Pull out every line in the data that has the string "name" in it.

DATA ROWS:
● ● ● ● ●
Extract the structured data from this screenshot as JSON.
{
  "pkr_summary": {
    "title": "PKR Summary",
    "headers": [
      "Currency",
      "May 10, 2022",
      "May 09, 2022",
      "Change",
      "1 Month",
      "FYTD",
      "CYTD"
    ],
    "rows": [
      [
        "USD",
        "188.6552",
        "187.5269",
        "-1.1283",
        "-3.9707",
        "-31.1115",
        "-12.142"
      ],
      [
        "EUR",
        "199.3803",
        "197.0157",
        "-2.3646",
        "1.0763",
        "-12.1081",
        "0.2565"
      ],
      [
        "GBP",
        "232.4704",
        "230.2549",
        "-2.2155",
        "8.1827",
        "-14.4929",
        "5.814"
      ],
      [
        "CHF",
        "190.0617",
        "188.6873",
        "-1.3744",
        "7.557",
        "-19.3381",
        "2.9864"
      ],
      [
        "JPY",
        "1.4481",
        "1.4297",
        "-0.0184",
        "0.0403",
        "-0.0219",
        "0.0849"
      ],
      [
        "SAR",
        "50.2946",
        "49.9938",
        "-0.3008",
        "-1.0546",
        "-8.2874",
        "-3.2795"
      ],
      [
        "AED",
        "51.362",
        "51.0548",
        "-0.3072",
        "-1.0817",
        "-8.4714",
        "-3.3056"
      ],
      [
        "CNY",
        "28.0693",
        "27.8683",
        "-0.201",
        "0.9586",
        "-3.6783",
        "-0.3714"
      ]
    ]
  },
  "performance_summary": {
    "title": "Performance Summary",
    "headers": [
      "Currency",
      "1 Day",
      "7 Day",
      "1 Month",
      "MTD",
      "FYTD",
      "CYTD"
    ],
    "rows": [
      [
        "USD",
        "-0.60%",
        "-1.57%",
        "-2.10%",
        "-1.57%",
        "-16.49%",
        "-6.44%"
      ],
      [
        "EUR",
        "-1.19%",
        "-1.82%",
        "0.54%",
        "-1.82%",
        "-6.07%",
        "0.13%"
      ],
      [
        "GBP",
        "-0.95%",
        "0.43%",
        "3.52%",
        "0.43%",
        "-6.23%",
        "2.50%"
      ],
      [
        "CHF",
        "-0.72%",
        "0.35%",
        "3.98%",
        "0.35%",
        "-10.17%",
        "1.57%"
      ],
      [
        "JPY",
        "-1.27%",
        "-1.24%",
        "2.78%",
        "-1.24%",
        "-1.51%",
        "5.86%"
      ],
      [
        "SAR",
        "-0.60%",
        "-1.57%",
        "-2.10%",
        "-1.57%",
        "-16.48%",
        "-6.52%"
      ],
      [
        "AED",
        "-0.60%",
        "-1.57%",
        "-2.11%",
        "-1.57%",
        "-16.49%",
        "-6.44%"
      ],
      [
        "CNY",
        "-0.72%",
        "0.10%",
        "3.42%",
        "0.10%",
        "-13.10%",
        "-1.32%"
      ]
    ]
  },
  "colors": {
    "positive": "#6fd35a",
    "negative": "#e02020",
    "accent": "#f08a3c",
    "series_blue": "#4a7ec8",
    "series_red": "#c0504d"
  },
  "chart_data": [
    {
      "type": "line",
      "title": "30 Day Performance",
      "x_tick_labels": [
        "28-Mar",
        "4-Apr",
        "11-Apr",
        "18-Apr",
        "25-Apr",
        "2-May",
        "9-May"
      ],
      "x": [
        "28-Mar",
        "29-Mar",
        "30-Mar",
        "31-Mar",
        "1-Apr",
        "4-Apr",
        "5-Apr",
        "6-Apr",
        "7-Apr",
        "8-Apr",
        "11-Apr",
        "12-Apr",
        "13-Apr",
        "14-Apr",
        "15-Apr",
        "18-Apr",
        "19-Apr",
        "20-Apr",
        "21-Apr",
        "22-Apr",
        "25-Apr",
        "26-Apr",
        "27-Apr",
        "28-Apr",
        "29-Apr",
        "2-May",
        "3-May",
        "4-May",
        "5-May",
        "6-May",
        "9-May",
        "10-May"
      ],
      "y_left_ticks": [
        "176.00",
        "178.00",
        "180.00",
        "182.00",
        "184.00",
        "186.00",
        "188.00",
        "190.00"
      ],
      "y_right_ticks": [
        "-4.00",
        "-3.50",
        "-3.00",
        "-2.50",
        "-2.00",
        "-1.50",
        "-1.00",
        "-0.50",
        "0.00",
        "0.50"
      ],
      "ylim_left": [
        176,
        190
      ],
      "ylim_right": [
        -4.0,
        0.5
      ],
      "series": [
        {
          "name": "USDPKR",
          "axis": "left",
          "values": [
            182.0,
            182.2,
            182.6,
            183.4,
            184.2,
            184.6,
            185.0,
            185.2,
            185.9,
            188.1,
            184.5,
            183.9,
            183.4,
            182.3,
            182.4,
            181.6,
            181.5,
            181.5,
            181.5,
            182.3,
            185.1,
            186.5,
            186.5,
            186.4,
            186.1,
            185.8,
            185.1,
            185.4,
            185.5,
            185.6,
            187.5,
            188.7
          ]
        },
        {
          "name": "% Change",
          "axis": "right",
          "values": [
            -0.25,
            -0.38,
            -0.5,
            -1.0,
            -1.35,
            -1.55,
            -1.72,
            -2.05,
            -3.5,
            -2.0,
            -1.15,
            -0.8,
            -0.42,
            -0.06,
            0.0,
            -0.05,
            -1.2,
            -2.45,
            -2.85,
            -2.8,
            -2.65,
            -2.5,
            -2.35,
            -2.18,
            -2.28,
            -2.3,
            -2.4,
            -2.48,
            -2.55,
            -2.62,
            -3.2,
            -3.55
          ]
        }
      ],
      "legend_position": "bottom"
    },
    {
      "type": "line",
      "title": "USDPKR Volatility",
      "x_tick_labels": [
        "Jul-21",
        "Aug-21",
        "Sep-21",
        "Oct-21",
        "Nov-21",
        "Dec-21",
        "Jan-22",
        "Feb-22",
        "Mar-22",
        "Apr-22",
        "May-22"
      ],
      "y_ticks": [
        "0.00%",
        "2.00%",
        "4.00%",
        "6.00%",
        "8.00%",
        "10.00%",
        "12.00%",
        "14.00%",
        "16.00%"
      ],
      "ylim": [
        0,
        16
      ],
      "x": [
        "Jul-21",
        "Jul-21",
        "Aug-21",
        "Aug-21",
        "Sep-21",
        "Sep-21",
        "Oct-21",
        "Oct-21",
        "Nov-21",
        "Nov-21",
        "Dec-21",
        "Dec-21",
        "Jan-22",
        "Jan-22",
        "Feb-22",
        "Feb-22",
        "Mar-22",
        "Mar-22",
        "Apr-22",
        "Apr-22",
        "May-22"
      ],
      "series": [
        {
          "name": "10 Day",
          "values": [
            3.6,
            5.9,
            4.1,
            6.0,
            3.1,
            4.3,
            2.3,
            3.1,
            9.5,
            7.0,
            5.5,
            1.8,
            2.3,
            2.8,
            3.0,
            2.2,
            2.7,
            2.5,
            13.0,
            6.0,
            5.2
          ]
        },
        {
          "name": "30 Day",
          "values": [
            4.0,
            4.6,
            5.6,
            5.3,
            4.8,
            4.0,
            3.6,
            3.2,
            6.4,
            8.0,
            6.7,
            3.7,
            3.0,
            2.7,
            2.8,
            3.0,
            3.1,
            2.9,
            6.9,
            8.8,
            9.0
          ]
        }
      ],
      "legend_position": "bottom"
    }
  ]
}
● ● ● ● ●
RESULT OF THIS TASK:
          "name": "USDPKR",
          "name": "% Change",
          "name": "10 Day",
          "name": "30 Day",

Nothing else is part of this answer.